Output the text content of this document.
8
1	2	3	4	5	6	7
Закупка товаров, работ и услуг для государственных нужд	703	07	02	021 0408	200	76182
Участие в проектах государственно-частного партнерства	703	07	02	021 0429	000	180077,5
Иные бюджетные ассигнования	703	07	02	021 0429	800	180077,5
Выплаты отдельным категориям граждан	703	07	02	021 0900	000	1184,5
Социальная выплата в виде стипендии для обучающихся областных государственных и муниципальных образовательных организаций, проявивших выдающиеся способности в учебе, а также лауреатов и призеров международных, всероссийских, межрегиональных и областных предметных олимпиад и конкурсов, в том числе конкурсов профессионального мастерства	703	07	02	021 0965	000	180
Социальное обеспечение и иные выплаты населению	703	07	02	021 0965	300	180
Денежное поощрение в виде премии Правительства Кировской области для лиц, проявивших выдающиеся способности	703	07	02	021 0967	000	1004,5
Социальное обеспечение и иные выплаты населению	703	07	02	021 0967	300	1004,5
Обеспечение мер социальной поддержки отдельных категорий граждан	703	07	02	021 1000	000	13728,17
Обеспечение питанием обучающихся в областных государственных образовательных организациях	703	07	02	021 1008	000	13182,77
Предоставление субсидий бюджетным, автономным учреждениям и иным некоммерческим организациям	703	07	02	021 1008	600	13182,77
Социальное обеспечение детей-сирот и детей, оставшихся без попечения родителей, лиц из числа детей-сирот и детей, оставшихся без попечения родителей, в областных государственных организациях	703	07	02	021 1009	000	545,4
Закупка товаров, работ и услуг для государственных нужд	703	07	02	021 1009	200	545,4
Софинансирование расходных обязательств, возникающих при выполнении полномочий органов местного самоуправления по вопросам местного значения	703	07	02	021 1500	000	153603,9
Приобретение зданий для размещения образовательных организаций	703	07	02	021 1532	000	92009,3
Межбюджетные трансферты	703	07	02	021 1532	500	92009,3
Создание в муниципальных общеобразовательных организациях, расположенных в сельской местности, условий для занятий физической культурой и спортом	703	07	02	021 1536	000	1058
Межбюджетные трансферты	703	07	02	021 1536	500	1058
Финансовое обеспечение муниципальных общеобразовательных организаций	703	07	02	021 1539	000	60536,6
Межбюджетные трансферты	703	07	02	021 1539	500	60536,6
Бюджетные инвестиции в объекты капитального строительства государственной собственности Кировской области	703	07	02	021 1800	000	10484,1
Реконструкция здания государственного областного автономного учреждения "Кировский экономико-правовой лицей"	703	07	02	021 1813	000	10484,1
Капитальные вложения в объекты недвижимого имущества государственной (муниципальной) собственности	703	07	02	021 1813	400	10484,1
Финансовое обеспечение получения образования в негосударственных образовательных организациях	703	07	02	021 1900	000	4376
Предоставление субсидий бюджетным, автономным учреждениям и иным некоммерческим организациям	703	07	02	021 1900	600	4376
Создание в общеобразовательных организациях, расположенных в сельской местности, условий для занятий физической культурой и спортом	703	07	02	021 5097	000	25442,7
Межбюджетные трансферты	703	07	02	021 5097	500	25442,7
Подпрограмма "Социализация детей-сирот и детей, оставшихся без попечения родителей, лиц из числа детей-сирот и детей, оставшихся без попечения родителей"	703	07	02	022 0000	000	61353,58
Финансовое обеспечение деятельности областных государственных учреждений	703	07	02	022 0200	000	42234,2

____

# WHAT YOU SHOULD DO
How many of the lines above hold "государственной"? Answer with only the number.

# COMPLETE RESPONSE
2